• **The problem**: Every record below is to be retyped exactly.

• **Data rows**:
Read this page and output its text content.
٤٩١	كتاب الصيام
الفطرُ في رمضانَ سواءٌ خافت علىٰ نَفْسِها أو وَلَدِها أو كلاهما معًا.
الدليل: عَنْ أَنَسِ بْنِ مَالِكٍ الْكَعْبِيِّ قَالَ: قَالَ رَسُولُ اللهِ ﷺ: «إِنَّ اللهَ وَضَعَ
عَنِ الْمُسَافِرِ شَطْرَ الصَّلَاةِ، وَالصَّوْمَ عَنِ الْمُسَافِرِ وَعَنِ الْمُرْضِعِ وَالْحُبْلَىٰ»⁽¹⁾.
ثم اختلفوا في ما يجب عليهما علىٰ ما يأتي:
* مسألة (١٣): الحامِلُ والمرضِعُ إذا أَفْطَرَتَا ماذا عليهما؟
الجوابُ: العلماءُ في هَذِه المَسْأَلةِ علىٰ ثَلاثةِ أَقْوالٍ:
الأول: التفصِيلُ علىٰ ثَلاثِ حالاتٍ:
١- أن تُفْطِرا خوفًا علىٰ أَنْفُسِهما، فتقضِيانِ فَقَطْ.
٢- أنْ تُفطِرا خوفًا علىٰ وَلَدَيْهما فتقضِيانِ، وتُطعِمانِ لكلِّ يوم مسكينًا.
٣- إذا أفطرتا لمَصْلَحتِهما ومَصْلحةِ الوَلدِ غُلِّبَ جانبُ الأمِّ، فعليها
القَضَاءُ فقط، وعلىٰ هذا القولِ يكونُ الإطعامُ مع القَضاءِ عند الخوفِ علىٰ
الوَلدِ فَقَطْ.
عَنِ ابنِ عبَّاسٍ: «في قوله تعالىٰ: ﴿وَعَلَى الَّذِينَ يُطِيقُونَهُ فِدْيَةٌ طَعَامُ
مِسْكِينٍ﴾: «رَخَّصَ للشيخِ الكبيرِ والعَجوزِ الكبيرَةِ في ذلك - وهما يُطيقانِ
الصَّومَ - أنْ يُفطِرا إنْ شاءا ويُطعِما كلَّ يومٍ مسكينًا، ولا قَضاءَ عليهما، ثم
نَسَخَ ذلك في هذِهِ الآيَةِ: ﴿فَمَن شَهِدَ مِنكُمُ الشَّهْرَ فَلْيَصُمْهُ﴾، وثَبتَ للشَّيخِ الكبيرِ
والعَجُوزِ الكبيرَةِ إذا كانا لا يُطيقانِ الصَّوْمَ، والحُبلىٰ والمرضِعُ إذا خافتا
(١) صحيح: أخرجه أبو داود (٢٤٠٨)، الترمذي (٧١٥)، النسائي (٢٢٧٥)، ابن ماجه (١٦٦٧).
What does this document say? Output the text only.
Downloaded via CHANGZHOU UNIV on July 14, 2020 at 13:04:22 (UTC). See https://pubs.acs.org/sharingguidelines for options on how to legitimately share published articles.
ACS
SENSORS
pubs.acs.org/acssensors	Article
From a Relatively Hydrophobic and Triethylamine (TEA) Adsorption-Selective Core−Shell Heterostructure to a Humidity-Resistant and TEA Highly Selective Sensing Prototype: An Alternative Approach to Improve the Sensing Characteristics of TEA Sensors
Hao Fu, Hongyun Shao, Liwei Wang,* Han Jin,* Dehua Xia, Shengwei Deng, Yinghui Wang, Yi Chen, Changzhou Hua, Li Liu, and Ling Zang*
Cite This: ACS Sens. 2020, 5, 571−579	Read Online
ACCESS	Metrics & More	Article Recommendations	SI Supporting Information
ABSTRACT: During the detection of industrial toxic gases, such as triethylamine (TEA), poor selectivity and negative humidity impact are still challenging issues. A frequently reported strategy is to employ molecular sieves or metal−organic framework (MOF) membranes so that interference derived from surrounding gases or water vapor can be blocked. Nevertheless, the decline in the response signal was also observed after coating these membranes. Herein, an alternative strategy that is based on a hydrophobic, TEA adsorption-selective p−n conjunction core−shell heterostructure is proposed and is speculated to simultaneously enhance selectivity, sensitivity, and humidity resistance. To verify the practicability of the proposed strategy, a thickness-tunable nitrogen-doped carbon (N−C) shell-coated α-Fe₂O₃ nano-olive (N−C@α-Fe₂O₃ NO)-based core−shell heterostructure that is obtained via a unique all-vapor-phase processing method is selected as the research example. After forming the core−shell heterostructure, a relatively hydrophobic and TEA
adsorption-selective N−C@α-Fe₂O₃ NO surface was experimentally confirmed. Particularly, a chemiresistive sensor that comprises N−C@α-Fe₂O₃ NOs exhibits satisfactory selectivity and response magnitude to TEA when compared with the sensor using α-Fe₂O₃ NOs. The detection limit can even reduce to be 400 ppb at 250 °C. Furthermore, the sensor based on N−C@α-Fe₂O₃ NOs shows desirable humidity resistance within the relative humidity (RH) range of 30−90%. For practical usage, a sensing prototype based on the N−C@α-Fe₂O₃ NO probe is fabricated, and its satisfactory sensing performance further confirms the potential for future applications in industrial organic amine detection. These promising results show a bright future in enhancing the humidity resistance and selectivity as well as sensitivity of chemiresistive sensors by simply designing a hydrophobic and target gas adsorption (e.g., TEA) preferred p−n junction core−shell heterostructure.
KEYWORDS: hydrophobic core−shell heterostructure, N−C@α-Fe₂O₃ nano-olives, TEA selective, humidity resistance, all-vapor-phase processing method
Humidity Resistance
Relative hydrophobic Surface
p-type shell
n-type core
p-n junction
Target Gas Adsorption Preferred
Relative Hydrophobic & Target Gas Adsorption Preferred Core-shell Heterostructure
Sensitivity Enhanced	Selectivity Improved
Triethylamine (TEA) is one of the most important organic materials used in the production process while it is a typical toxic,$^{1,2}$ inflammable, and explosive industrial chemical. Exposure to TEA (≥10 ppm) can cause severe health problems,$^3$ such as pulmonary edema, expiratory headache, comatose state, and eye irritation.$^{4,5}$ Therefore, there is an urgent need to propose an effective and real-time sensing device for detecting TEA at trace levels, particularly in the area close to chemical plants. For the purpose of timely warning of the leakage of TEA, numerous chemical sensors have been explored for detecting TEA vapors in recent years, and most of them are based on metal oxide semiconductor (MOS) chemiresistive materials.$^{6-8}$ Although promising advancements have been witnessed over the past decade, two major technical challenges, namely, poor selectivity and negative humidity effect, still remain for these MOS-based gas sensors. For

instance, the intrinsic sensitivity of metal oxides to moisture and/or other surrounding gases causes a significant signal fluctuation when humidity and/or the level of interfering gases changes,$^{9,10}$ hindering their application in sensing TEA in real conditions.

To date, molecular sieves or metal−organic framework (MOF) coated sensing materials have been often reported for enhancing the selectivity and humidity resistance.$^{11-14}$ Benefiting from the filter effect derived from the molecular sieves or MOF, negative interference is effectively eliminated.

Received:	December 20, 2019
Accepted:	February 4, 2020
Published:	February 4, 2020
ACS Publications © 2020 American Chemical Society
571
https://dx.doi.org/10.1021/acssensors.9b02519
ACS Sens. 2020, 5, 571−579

• **The completed task**:
Read this page and output its text content.
٤٩١	كتاب الصيام
الفطرُ في رمضانَ سواءٌ خافت علىٰ نَفْسِها أو وَلَدِها أو كلاهما معًا.
الدليل: عَنْ أَنَسِ بْنِ مَالِكٍ الْكَعْبِيِّ قَالَ: قَالَ رَسُولُ اللهِ ﷺ: «إِنَّ اللهَ وَضَعَ
عَنِ الْمُسَافِرِ شَطْرَ الصَّلَاةِ، وَالصَّوْمَ عَنِ الْمُسَافِرِ وَعَنِ الْمُرْضِعِ وَالْحُبْلَىٰ»⁽¹⁾.
ثم اختلفوا في ما يجب عليهما علىٰ ما يأتي:
* مسألة (١٣): الحامِلُ والمرضِعُ إذا أَفْطَرَتَا ماذا عليهما؟
الجوابُ: العلماءُ في هَذِه المَسْأَلةِ علىٰ ثَلاثةِ أَقْوالٍ:
الأول: التفصِيلُ علىٰ ثَلاثِ حالاتٍ:
١- أن تُفْطِرا خوفًا علىٰ أَنْفُسِهما، فتقضِيانِ فَقَطْ.
٢- أنْ تُفطِرا خوفًا علىٰ وَلَدَيْهما فتقضِيانِ، وتُطعِمانِ لكلِّ يوم مسكينًا.
٣- إذا أفطرتا لمَصْلَحتِهما ومَصْلحةِ الوَلدِ غُلِّبَ جانبُ الأمِّ، فعليها
القَضَاءُ فقط، وعلىٰ هذا القولِ يكونُ الإطعامُ مع القَضاءِ عند الخوفِ علىٰ
الوَلدِ فَقَطْ.
عَنِ ابنِ عبَّاسٍ: «في قوله تعالىٰ: ﴿وَعَلَى الَّذِينَ يُطِيقُونَهُ فِدْيَةٌ طَعَامُ
مِسْكِينٍ﴾: «رَخَّصَ للشيخِ الكبيرِ والعَجوزِ الكبيرَةِ في ذلك - وهما يُطيقانِ
الصَّومَ - أنْ يُفطِرا إنْ شاءا ويُطعِما كلَّ يومٍ مسكينًا، ولا قَضاءَ عليهما، ثم
نَسَخَ ذلك في هذِهِ الآيَةِ: ﴿فَمَن شَهِدَ مِنكُمُ الشَّهْرَ فَلْيَصُمْهُ﴾، وثَبتَ للشَّيخِ الكبيرِ
والعَجُوزِ الكبيرَةِ إذا كانا لا يُطيقانِ الصَّوْمَ، والحُبلىٰ والمرضِعُ إذا خافتا
(١) صحيح: أخرجه أبو داود (٢٤٠٨)، الترمذي (٧١٥)، النسائي (٢٢٧٥)، ابن ماجه (١٦٦٧).
What does this document say? Output the text only.
Downloaded via CHANGZHOU UNIV on July 14, 2020 at 13:04:22 (UTC). See https://pubs.acs.org/sharingguidelines for options on how to legitimately share published articles.
ACS
SENSORS
pubs.acs.org/acssensors	Article
From a Relatively Hydrophobic and Triethylamine (TEA) Adsorption-Selective Core−Shell Heterostructure to a Humidity-Resistant and TEA Highly Selective Sensing Prototype: An Alternative Approach to Improve the Sensing Characteristics of TEA Sensors
Hao Fu, Hongyun Shao, Liwei Wang,* Han Jin,* Dehua Xia, Shengwei Deng, Yinghui Wang, Yi Chen, Changzhou Hua, Li Liu, and Ling Zang*
Cite This: ACS Sens. 2020, 5, 571−579	Read Online
ACCESS	Metrics & More	Article Recommendations	SI Supporting Information
ABSTRACT: During the detection of industrial toxic gases, such as triethylamine (TEA), poor selectivity and negative humidity impact are still challenging issues. A frequently reported strategy is to employ molecular sieves or metal−organic framework (MOF) membranes so that interference derived from surrounding gases or water vapor can be blocked. Nevertheless, the decline in the response signal was also observed after coating these membranes. Herein, an alternative strategy that is based on a hydrophobic, TEA adsorption-selective p−n conjunction core−shell heterostructure is proposed and is speculated to simultaneously enhance selectivity, sensitivity, and humidity resistance. To verify the practicability of the proposed strategy, a thickness-tunable nitrogen-doped carbon (N−C) shell-coated α-Fe₂O₃ nano-olive (N−C@α-Fe₂O₃ NO)-based core−shell heterostructure that is obtained via a unique all-vapor-phase processing method is selected as the research example. After forming the core−shell heterostructure, a relatively hydrophobic and TEA
adsorption-selective N−C@α-Fe₂O₃ NO surface was experimentally confirmed. Particularly, a chemiresistive sensor that comprises N−C@α-Fe₂O₃ NOs exhibits satisfactory selectivity and response magnitude to TEA when compared with the sensor using α-Fe₂O₃ NOs. The detection limit can even reduce to be 400 ppb at 250 °C. Furthermore, the sensor based on N−C@α-Fe₂O₃ NOs shows desirable humidity resistance within the relative humidity (RH) range of 30−90%. For practical usage, a sensing prototype based on the N−C@α-Fe₂O₃ NO probe is fabricated, and its satisfactory sensing performance further confirms the potential for future applications in industrial organic amine detection. These promising results show a bright future in enhancing the humidity resistance and selectivity as well as sensitivity of chemiresistive sensors by simply designing a hydrophobic and target gas adsorption (e.g., TEA) preferred p−n junction core−shell heterostructure.
KEYWORDS: hydrophobic core−shell heterostructure, N−C@α-Fe₂O₃ nano-olives, TEA selective, humidity resistance, all-vapor-phase processing method
Humidity Resistance
Relative hydrophobic Surface
p-type shell
n-type core
p-n junction
Target Gas Adsorption Preferred
Relative Hydrophobic & Target Gas Adsorption Preferred Core-shell Heterostructure
Sensitivity Enhanced	Selectivity Improved
Triethylamine (TEA) is one of the most important organic materials used in the production process while it is a typical toxic,$^{1,2}$ inflammable, and explosive industrial chemical. Exposure to TEA (≥10 ppm) can cause severe health problems,$^3$ such as pulmonary edema, expiratory headache, comatose state, and eye irritation.$^{4,5}$ Therefore, there is an urgent need to propose an effective and real-time sensing device for detecting TEA at trace levels, particularly in the area close to chemical plants. For the purpose of timely warning of the leakage of TEA, numerous chemical sensors have been explored for detecting TEA vapors in recent years, and most of them are based on metal oxide semiconductor (MOS) chemiresistive materials.$^{6-8}$ Although promising advancements have been witnessed over the past decade, two major technical challenges, namely, poor selectivity and negative humidity effect, still remain for these MOS-based gas sensors. For

instance, the intrinsic sensitivity of metal oxides to moisture and/or other surrounding gases causes a significant signal fluctuation when humidity and/or the level of interfering gases changes,$^{9,10}$ hindering their application in sensing TEA in real conditions.

To date, molecular sieves or metal−organic framework (MOF) coated sensing materials have been often reported for enhancing the selectivity and humidity resistance.$^{11-14}$ Benefiting from the filter effect derived from the molecular sieves or MOF, negative interference is effectively eliminated.

Received:	December 20, 2019
Accepted:	February 4, 2020
Published:	February 4, 2020
ACS Publications © 2020 American Chemical Society
571
https://dx.doi.org/10.1021/acssensors.9b02519
ACS Sens. 2020, 5, 571−579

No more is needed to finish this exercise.